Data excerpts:
[BEGIN]
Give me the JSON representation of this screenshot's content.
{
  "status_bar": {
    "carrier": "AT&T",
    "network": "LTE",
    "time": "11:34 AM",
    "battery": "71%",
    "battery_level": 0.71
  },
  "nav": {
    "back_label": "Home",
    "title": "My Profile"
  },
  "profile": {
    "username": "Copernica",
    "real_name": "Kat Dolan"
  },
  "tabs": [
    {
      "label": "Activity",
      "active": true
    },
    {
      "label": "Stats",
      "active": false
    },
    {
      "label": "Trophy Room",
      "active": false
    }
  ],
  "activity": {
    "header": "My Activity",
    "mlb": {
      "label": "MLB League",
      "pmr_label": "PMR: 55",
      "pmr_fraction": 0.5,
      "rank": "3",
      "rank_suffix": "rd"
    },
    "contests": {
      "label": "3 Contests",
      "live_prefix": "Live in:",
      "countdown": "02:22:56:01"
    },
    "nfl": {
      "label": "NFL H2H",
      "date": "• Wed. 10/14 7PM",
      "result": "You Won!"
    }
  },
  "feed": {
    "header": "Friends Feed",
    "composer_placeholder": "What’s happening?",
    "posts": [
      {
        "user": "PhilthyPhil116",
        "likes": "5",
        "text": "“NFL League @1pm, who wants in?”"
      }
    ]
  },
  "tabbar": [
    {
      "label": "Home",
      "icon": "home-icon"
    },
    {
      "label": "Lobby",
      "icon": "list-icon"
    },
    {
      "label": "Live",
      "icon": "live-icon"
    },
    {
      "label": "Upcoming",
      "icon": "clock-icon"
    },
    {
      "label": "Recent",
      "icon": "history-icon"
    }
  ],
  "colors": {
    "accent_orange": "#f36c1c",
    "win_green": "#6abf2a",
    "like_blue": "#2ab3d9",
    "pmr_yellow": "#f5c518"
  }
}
[END]
:: WHAT IS BEING ASKED ::
On how many lines does the word "League" appear? Answer with only the number.

:: RESPONSE TO THE TASK ::
2